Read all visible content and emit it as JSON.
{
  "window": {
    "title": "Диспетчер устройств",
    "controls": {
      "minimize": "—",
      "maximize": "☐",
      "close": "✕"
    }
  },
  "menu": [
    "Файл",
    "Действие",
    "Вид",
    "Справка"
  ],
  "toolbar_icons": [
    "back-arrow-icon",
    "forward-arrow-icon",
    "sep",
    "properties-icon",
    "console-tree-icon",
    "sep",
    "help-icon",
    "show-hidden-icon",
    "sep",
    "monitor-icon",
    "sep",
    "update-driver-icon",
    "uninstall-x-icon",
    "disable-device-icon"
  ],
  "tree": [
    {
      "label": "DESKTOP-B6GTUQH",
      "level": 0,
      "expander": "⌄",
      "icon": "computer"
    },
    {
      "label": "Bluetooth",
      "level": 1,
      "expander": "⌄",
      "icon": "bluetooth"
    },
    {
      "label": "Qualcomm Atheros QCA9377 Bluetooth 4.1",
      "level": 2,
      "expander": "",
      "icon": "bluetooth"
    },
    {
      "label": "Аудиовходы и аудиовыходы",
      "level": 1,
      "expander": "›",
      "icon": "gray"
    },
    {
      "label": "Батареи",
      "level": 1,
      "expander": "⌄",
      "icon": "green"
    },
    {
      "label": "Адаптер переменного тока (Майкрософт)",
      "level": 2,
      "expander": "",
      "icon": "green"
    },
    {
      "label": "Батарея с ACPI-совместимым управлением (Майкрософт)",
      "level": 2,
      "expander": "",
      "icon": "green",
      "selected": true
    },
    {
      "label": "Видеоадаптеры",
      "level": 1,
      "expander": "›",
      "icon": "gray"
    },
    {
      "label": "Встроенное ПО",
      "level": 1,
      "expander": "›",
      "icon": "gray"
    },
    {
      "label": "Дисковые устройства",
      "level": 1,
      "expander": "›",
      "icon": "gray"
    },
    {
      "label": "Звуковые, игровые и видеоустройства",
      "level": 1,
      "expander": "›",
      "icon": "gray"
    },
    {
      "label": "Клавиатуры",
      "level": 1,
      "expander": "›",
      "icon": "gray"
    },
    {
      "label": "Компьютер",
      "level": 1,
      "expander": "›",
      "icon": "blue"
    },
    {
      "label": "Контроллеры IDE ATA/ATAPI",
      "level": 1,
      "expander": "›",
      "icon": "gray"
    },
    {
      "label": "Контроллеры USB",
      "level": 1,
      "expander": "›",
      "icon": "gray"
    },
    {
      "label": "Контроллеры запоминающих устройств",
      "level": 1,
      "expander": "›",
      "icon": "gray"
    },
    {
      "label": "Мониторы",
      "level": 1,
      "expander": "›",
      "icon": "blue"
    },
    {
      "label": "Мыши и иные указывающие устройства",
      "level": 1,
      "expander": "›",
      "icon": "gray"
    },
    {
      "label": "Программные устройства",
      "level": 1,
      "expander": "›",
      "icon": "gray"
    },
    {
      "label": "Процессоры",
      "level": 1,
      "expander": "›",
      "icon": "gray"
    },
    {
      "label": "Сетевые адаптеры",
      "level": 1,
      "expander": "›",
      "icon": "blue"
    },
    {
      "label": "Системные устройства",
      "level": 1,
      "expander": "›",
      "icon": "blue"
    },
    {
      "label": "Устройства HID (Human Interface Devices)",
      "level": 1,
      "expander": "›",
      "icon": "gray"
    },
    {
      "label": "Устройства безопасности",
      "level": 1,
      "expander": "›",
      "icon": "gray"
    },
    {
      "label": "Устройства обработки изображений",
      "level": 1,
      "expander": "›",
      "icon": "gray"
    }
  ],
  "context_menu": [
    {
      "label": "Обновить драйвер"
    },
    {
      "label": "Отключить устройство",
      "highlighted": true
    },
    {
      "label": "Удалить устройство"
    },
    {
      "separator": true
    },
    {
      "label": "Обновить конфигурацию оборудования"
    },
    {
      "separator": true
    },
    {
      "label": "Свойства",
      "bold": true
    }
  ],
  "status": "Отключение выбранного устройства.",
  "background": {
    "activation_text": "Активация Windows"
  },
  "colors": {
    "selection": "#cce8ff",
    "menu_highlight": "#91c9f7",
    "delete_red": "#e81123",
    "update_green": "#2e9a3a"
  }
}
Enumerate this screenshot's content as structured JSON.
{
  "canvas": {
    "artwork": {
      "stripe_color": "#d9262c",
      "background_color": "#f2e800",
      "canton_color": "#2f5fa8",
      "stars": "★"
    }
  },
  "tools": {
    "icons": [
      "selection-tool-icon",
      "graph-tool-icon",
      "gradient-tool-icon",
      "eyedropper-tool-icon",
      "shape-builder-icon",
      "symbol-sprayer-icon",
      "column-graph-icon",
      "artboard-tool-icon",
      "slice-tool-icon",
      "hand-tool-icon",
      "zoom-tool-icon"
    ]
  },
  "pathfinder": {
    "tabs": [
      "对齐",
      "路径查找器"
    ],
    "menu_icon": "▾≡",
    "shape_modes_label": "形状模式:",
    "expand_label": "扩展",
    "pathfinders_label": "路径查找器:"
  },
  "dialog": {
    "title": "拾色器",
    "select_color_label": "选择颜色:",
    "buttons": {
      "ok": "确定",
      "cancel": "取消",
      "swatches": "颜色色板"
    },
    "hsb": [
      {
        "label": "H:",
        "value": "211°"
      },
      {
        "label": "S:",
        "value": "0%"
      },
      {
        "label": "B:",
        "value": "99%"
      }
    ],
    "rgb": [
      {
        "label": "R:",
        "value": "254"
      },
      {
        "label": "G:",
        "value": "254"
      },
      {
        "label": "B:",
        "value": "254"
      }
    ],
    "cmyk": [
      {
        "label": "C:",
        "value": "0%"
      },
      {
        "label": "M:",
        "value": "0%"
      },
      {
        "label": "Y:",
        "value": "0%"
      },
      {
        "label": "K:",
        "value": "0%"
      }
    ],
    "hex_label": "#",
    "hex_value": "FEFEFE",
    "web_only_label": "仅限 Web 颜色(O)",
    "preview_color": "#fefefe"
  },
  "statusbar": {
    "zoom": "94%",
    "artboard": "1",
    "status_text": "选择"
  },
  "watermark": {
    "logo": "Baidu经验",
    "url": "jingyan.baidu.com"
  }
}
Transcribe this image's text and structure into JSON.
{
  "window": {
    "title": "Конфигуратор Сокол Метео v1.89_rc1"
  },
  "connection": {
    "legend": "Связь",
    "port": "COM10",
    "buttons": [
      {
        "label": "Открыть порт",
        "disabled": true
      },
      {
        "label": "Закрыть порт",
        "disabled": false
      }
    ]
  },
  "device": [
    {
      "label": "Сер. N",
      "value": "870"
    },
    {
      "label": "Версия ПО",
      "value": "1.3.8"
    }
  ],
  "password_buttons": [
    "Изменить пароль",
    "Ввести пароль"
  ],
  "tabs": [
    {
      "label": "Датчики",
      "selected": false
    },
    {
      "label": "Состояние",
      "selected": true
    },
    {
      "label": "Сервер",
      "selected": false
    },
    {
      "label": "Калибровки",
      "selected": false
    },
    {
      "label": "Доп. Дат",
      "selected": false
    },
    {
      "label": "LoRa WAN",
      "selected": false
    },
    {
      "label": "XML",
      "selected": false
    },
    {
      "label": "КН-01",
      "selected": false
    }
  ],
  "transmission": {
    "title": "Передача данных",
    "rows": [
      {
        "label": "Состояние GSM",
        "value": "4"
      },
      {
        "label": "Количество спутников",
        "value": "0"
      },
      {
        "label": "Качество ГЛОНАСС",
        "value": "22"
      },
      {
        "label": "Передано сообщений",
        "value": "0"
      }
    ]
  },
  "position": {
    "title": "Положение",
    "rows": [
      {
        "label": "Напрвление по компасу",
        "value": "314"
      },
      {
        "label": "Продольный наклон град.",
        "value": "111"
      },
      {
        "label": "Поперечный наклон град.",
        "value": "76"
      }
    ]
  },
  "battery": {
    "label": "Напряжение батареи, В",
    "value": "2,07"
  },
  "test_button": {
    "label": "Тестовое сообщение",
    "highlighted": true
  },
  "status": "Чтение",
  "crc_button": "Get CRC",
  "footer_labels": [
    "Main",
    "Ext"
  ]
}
================================
== WORK INSTRUCTIONS ==
Report each line of the material above where the word "устройство" appears.

== ANSWER ==
      "label": "Отключить устройство",
      "label": "Удалить устройство"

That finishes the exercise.